Repeat the material exactly, every line of it.

━━ Data excerpts ━━

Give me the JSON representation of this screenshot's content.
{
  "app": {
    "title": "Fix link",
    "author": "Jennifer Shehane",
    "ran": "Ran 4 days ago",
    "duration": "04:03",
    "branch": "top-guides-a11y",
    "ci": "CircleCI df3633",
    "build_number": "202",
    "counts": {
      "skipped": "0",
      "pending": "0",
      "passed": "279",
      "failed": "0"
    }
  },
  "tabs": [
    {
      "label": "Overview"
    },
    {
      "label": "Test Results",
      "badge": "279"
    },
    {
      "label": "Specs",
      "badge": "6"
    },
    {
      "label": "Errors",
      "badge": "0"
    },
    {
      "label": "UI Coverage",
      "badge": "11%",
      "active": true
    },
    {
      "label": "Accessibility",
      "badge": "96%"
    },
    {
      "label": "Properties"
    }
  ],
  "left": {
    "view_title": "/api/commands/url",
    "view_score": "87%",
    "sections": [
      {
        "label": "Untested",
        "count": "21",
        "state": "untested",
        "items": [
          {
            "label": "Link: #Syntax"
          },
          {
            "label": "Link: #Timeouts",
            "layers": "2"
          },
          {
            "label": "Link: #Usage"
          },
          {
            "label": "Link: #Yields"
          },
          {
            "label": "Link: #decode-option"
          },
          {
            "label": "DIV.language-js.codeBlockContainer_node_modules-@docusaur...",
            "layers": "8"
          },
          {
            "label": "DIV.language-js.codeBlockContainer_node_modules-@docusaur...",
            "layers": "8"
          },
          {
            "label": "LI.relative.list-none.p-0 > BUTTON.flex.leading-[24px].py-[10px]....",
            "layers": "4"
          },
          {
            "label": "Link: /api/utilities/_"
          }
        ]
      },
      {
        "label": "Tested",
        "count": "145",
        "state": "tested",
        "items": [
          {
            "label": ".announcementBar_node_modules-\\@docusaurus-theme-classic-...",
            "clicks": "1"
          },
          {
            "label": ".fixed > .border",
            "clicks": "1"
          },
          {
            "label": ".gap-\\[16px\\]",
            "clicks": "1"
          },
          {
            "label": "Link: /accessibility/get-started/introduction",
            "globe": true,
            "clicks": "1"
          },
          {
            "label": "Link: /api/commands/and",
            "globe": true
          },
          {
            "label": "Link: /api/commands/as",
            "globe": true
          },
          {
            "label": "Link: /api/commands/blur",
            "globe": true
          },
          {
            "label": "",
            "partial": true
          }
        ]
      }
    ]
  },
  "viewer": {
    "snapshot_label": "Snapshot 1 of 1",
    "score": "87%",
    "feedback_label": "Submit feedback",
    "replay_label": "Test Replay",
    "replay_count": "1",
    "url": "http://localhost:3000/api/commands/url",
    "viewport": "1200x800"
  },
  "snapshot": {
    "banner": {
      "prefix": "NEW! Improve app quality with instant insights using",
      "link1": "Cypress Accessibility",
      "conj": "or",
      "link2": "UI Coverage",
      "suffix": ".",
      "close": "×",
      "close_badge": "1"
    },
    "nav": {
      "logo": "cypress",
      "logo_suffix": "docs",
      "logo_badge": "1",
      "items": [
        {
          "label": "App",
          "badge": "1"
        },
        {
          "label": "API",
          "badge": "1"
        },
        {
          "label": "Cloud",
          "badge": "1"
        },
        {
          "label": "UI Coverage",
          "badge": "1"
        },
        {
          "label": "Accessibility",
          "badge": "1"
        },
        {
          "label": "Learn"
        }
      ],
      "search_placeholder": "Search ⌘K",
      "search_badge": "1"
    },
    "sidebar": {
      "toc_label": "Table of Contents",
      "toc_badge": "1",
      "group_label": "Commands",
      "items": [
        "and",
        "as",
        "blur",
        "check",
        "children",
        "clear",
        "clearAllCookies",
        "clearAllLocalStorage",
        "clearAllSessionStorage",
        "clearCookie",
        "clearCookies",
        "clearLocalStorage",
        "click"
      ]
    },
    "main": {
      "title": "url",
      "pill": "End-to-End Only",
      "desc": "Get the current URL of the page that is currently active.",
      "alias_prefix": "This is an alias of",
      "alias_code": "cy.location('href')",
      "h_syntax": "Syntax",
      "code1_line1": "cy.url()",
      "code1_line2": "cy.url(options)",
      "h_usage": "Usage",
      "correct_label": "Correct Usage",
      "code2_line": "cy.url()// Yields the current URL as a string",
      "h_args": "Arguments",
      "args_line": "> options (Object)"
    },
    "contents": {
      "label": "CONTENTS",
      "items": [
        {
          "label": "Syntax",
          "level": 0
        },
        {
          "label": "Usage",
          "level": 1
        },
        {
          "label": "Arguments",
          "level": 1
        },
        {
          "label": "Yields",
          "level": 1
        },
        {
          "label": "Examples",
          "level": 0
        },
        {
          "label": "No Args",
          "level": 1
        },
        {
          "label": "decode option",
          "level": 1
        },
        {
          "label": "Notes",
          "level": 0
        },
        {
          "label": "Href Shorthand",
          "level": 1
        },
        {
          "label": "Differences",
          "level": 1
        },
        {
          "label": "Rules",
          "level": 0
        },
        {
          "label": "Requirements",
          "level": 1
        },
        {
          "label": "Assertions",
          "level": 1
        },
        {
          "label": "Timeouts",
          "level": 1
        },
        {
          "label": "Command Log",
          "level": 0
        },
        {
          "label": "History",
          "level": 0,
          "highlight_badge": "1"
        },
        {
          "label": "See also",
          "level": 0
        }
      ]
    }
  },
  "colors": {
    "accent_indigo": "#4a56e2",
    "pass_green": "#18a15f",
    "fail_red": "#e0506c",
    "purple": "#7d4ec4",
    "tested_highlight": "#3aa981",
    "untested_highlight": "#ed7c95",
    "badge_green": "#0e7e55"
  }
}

━━━

**Reply**
Give me the JSON representation of this screenshot's content.
{
  "app": {
    "title": "Fix link",
    "author": "Jennifer Shehane",
    "ran": "Ran 4 days ago",
    "duration": "04:03",
    "branch": "top-guides-a11y",
    "ci": "CircleCI df3633",
    "build_number": "202",
    "counts": {
      "skipped": "0",
      "pending": "0",
      "passed": "279",
      "failed": "0"
    }
  },
  "tabs": [
    {
      "label": "Overview"
    },
    {
      "label": "Test Results",
      "badge": "279"
    },
    {
      "label": "Specs",
      "badge": "6"
    },
    {
      "label": "Errors",
      "badge": "0"
    },
    {
      "label": "UI Coverage",
      "badge": "11%",
      "active": true
    },
    {
      "label": "Accessibility",
      "badge": "96%"
    },
    {
      "label": "Properties"
    }
  ],
  "left": {
    "view_title": "/api/commands/url",
    "view_score": "87%",
    "sections": [
      {
        "label": "Untested",
        "count": "21",
        "state": "untested",
        "items": [
          {
            "label": "Link: #Syntax"
          },
          {
            "label": "Link: #Timeouts",
            "layers": "2"
          },
          {
            "label": "Link: #Usage"
          },
          {
            "label": "Link: #Yields"
          },
          {
            "label": "Link: #decode-option"
          },
          {
            "label": "DIV.language-js.codeBlockContainer_node_modules-@docusaur...",
            "layers": "8"
          },
          {
            "label": "DIV.language-js.codeBlockContainer_node_modules-@docusaur...",
            "layers": "8"
          },
          {
            "label": "LI.relative.list-none.p-0 > BUTTON.flex.leading-[24px].py-[10px]....",
            "layers": "4"
          },
          {
            "label": "Link: /api/utilities/_"
          }
        ]
      },
      {
        "label": "Tested",
        "count": "145",
        "state": "tested",
        "items": [
          {
            "label": ".announcementBar_node_modules-\\@docusaurus-theme-classic-...",
            "clicks": "1"
          },
          {
            "label": ".fixed > .border",
            "clicks": "1"
          },
          {
            "label": ".gap-\\[16px\\]",
            "clicks": "1"
          },
          {
            "label": "Link: /accessibility/get-started/introduction",
            "globe": true,
            "clicks": "1"
          },
          {
            "label": "Link: /api/commands/and",
            "globe": true
          },
          {
            "label": "Link: /api/commands/as",
            "globe": true
          },
          {
            "label": "Link: /api/commands/blur",
            "globe": true
          },
          {
            "label": "",
            "partial": true
          }
        ]
      }
    ]
  },
  "viewer": {
    "snapshot_label": "Snapshot 1 of 1",
    "score": "87%",
    "feedback_label": "Submit feedback",
    "replay_label": "Test Replay",
    "replay_count": "1",
    "url": "http://localhost:3000/api/commands/url",
    "viewport": "1200x800"
  },
  "snapshot": {
    "banner": {
      "prefix": "NEW! Improve app quality with instant insights using",
      "link1": "Cypress Accessibility",
      "conj": "or",
      "link2": "UI Coverage",
      "suffix": ".",
      "close": "×",
      "close_badge": "1"
    },
    "nav": {
      "logo": "cypress",
      "logo_suffix": "docs",
      "logo_badge": "1",
      "items": [
        {
          "label": "App",
          "badge": "1"
        },
        {
          "label": "API",
          "badge": "1"
        },
        {
          "label": "Cloud",
          "badge": "1"
        },
        {
          "label": "UI Coverage",
          "badge": "1"
        },
        {
          "label": "Accessibility",
          "badge": "1"
        },
        {
          "label": "Learn"
        }
      ],
      "search_placeholder": "Search ⌘K",
      "search_badge": "1"
    },
    "sidebar": {
      "toc_label": "Table of Contents",
      "toc_badge": "1",
      "group_label": "Commands",
      "items": [
        "and",
        "as",
        "blur",
        "check",
        "children",
        "clear",
        "clearAllCookies",
        "clearAllLocalStorage",
        "clearAllSessionStorage",
        "clearCookie",
        "clearCookies",
        "clearLocalStorage",
        "click"
      ]
    },
    "main": {
      "title": "url",
      "pill": "End-to-End Only",
      "desc": "Get the current URL of the page that is currently active.",
      "alias_prefix": "This is an alias of",
      "alias_code": "cy.location('href')",
      "h_syntax": "Syntax",
      "code1_line1": "cy.url()",
      "code1_line2": "cy.url(options)",
      "h_usage": "Usage",
      "correct_label": "Correct Usage",
      "code2_line": "cy.url()// Yields the current URL as a string",
      "h_args": "Arguments",
      "args_line": "> options (Object)"
    },
    "contents": {
      "label": "CONTENTS",
      "items": [
        {
          "label": "Syntax",
          "level": 0
        },
        {
          "label": "Usage",
          "level": 1
        },
        {
          "label": "Arguments",
          "level": 1
        },
        {
          "label": "Yields",
          "level": 1
        },
        {
          "label": "Examples",
          "level": 0
        },
        {
          "label": "No Args",
          "level": 1
        },
        {
          "label": "decode option",
          "level": 1
        },
        {
          "label": "Notes",
          "level": 0
        },
        {
          "label": "Href Shorthand",
          "level": 1
        },
        {
          "label": "Differences",
          "level": 1
        },
        {
          "label": "Rules",
          "level": 0
        },
        {
          "label": "Requirements",
          "level": 1
        },
        {
          "label": "Assertions",
          "level": 1
        },
        {
          "label": "Timeouts",
          "level": 1
        },
        {
          "label": "Command Log",
          "level": 0
        },
        {
          "label": "History",
          "level": 0,
          "highlight_badge": "1"
        },
        {
          "label": "See also",
          "level": 0
        }
      ]
    }
  },
  "colors": {
    "accent_indigo": "#4a56e2",
    "pass_green": "#18a15f",
    "fail_red": "#e0506c",
    "purple": "#7d4ec4",
    "tested_highlight": "#3aa981",
    "untested_highlight": "#ed7c95",
    "badge_green": "#0e7e55"
  }
}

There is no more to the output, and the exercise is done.